=== Record excerpts ===

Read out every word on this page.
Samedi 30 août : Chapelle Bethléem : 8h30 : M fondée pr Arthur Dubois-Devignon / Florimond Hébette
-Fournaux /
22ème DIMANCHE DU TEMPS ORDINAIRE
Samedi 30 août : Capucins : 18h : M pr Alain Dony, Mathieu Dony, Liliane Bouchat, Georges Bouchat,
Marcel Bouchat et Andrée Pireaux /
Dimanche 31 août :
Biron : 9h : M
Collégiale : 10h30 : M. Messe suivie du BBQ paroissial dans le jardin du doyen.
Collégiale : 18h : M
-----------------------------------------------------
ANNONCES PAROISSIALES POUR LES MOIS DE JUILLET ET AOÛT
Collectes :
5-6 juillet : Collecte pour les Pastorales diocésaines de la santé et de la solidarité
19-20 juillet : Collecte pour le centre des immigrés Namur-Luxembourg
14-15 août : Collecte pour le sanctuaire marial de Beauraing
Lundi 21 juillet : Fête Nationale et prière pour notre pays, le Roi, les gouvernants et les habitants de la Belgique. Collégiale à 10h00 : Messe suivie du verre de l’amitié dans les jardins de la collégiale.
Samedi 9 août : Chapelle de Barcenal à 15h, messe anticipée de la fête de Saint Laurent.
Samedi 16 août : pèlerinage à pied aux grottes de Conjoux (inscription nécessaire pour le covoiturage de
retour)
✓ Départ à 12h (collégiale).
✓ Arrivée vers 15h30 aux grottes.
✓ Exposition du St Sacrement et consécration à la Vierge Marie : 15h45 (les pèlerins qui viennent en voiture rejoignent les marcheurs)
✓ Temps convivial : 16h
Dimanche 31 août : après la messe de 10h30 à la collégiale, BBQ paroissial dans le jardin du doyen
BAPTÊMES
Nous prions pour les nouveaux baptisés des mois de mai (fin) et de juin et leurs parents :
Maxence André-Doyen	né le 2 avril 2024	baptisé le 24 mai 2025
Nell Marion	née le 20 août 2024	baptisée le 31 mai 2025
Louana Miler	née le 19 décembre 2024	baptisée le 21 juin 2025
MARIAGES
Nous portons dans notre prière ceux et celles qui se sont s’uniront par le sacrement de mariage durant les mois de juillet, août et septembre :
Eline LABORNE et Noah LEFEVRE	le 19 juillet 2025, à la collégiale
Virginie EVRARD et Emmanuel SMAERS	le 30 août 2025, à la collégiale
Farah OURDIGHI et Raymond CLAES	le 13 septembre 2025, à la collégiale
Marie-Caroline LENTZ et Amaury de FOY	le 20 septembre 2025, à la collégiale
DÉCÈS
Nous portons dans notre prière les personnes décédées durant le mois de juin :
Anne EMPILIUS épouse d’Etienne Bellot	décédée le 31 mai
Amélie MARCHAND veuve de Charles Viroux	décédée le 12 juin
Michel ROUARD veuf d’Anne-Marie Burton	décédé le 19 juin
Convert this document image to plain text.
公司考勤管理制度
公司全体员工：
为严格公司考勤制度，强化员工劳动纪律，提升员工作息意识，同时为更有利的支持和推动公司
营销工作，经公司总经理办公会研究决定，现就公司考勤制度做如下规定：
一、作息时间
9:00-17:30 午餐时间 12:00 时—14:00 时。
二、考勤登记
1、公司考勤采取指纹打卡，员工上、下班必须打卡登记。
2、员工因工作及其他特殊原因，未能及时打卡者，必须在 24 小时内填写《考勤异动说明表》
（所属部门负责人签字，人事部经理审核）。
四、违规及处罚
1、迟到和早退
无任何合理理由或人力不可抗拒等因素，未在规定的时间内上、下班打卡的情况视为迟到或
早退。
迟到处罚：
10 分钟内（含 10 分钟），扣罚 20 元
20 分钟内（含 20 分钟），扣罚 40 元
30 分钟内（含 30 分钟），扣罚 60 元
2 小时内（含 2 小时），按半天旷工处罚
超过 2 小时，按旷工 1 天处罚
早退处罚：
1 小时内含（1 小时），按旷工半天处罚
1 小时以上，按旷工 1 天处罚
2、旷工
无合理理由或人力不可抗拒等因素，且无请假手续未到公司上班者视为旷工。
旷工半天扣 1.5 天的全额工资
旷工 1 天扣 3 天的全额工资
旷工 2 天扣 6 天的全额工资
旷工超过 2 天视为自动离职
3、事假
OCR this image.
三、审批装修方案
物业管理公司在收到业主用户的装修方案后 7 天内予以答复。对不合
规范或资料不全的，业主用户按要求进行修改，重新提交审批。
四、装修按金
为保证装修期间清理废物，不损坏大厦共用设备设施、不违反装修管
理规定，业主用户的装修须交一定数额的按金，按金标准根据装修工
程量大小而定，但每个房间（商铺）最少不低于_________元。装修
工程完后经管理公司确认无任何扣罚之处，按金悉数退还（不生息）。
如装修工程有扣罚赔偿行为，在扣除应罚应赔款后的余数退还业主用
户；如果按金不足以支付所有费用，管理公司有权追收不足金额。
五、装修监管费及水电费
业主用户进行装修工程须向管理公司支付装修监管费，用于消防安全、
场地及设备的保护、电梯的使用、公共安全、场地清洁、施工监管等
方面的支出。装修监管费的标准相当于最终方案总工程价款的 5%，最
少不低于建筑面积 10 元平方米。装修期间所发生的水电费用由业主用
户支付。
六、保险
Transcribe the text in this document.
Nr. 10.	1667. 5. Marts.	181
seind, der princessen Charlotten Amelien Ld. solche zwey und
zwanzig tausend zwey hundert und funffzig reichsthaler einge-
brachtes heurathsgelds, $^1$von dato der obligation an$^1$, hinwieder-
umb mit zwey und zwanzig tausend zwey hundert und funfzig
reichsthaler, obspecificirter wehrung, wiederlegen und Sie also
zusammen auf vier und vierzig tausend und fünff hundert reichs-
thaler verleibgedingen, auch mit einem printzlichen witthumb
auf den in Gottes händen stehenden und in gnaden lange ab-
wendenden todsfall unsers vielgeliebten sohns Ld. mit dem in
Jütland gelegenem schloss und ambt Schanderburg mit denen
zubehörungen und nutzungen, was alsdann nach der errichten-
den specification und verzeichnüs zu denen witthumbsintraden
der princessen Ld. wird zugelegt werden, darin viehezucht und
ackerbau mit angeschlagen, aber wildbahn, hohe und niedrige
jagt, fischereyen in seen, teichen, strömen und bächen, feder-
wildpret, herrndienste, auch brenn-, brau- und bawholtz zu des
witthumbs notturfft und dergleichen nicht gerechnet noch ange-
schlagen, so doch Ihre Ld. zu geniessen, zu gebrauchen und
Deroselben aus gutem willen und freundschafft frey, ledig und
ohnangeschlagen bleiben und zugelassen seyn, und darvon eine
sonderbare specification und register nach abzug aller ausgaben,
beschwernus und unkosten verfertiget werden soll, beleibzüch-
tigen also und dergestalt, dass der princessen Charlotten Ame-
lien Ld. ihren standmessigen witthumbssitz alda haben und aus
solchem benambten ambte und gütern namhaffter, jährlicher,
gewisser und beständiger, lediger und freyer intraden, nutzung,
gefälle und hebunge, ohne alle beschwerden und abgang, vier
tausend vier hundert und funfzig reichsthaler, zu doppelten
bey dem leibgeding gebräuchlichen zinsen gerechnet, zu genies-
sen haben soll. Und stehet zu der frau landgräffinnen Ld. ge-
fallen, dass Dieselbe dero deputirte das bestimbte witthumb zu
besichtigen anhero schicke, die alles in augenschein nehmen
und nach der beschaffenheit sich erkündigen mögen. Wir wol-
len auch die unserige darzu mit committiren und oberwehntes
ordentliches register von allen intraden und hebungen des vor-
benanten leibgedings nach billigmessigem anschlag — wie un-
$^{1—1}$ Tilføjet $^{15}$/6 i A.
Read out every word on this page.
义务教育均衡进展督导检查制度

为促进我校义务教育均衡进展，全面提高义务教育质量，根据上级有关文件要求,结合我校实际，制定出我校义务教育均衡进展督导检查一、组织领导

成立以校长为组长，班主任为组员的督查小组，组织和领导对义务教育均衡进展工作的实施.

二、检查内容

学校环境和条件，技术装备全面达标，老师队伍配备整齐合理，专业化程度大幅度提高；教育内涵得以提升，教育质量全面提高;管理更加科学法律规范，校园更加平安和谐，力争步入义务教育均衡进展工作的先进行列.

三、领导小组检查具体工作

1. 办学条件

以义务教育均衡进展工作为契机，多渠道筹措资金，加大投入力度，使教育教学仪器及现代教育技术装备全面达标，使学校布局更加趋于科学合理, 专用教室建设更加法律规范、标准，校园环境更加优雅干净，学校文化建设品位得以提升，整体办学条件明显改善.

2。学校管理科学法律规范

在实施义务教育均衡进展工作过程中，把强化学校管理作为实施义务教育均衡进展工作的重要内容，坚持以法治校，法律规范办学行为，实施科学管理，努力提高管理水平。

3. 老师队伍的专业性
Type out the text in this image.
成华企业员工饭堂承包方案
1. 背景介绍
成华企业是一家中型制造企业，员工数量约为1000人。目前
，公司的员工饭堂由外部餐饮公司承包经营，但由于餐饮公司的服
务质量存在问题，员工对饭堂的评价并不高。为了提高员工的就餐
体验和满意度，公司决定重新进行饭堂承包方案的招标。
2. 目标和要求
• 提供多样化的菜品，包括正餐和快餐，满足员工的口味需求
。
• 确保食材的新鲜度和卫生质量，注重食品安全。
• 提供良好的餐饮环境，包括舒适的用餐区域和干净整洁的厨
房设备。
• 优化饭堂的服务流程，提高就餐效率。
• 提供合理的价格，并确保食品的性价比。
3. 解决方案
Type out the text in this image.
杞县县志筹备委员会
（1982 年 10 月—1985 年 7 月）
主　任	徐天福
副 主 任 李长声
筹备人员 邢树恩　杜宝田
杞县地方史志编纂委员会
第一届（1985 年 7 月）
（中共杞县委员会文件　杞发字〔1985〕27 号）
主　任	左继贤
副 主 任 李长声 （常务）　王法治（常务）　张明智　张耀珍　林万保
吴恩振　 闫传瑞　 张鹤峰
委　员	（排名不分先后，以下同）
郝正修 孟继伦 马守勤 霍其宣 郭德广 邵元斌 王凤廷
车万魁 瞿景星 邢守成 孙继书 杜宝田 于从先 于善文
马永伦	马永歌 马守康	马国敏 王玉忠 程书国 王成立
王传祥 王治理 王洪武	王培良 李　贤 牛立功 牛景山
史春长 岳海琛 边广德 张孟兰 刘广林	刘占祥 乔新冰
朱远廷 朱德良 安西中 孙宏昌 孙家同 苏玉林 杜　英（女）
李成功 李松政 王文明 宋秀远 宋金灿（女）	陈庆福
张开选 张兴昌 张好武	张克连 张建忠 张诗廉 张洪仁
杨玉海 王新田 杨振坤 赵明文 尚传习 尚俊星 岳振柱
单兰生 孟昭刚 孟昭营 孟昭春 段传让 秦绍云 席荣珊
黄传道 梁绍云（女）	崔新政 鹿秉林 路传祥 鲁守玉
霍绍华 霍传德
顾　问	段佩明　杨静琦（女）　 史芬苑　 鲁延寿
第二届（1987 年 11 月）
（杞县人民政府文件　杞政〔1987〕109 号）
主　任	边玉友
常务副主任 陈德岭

=== Instruction ===
Write out every line of the data that holds the word "register".

=== Correct answer ===
sonderbare specification und register nach abzug aller ausgaben,
ordentliches register von allen intraden und hebungen des vor-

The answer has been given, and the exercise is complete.